* _To-do list_
1. In the integrating op amp thread, what reason does ljcox give for calling his result approximate?
2. Pick up the thread on integrating op amps after its final line and continue it.
____ Document section
Integrating op amps

[ljcox]

Thanks MrAl,

I was trying to recall how to do it, but couldn't.

I don't have the time to dig out the maths books that I used as a student and revise it.

 

[normad]

wow.. its gonna take a while to sink that in but thanks a lot guys.. really really appreciate it.. ill go through it and try to fix my problem

 

[ljcox]

You're welcome.

I followed through MrAl's maths and the approximate answer that I obtained was:-

Vo = 3.183{ε^-10t - cos(6283 t)}

It is approx as I ignored the sin term since ωτ is >> 1.

Note that 2 * 1.59 = 3.18

 

[normad]

hmm.. thats strange.. i guess the exponential term can also be ignored if we only want just the steady state response?

but then theres no offset in the output signal.. but simulation shows a clear negative offset which's value is equal to the signal's amplitude..

so the equation should be

 Vo = -3.183{cos(6283t) + 1}                                  (ignoring the initial transient)

and looking at the integrating process.. the solution you got is correct for a cos wave where,

Vin =0 when t =0

but for a sin wave where

Vin = 2 when t = 0

you get an offset..
________
____ Stored rows
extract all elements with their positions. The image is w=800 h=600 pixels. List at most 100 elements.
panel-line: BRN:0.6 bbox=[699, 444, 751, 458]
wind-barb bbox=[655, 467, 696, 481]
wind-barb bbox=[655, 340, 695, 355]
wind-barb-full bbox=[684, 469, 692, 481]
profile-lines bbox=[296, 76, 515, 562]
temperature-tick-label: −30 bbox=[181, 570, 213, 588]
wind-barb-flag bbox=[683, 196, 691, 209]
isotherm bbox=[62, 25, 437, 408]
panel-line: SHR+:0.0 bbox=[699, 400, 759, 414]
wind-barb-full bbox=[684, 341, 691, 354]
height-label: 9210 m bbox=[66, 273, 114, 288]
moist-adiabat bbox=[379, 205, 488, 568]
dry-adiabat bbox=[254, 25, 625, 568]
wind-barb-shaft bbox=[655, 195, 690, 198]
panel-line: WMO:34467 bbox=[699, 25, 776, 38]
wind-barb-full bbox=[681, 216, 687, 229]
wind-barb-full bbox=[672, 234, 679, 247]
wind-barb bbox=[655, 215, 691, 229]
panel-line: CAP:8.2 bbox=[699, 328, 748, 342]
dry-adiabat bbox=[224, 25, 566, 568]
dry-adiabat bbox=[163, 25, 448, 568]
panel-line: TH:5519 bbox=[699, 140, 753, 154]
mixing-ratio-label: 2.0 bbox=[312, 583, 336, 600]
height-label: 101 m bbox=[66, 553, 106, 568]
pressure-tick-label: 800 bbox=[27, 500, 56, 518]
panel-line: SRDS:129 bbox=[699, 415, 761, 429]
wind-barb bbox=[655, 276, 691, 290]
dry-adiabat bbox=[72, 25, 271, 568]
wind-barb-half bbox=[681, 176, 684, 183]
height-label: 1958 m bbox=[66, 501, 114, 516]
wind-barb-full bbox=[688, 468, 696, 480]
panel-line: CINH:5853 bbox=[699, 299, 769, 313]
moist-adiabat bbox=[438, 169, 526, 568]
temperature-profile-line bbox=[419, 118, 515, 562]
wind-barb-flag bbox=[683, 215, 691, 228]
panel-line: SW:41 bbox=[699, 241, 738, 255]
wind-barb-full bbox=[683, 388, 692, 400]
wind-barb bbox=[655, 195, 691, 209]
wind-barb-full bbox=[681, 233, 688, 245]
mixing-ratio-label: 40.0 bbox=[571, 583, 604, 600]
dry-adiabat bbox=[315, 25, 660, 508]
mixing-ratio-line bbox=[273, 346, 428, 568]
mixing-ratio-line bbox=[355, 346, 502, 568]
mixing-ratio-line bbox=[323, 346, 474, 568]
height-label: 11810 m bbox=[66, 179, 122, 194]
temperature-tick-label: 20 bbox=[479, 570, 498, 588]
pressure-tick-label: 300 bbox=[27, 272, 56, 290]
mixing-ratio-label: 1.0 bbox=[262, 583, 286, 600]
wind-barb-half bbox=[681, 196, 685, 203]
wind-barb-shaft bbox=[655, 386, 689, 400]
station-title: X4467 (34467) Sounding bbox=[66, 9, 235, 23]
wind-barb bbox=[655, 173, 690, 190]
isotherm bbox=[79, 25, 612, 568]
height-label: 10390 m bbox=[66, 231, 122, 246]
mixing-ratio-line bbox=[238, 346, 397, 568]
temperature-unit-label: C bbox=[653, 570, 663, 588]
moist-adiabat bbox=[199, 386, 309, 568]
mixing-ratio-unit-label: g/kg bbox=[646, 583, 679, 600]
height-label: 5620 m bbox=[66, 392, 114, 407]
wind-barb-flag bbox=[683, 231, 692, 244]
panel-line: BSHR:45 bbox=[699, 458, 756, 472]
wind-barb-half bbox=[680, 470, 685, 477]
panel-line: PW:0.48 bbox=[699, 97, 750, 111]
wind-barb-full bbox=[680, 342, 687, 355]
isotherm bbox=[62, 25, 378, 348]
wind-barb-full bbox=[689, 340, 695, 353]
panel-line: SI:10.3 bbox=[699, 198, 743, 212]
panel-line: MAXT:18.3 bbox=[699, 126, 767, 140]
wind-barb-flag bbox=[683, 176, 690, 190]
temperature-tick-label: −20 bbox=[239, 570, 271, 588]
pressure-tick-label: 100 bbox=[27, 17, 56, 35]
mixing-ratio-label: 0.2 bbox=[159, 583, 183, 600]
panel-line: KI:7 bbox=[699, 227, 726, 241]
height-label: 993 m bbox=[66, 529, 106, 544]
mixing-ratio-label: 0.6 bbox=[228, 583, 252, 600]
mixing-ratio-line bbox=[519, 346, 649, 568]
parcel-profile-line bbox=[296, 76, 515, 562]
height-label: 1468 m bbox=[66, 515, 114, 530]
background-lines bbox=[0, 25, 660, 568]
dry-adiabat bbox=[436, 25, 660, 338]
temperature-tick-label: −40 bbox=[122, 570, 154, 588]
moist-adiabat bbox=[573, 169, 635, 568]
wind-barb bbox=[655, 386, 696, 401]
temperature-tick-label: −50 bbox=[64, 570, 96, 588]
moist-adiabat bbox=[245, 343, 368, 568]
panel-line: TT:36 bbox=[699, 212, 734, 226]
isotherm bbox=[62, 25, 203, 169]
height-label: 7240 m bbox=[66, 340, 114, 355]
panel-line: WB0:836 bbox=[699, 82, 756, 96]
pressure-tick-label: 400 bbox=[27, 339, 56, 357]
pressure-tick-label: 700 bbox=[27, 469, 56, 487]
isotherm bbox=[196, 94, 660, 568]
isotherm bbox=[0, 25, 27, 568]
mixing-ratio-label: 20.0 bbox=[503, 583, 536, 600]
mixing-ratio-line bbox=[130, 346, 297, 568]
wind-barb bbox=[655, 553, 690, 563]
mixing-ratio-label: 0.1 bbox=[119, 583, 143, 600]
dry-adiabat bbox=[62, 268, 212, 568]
________
* _Outputs in order_
1. He ignored the sin term because ωτ is much greater than 1.

2.
its this that i cant understand.. i thought maybe its something wrong with my calculations but now that you've gotten it i guess its not..

please look into it if you have time

 

[ljcox]

I used Vi = A sin ωt (because you wrote yesterday "lets say a voltage of 2sin(2000*pi*t) is applied to the above circuit.."

Therefore, the initial conditions are:-

Vi = 0 at t = 0

(I assumed that C is uncharged at t = 0 therefore Vo = 0 at t = 0)

Thus

Vo = {R A/r} * {sin ωt - ωτ cos ωt + ωτ ε ^ -t/τ}/{(ωτ) ^ 2 + 1}

Thus at t = 0, Vo = 0 as expected. Note that τ = RC

since sin ωt - ωτ cos ωt + ωτ ε ^ -t/τ = 0 at t = 0

For the steady state, let t -> ∞ thus ε ^ -t/τ -> 0

so you are left with the sin & cos terms.

So I don't know where your +1 comes from.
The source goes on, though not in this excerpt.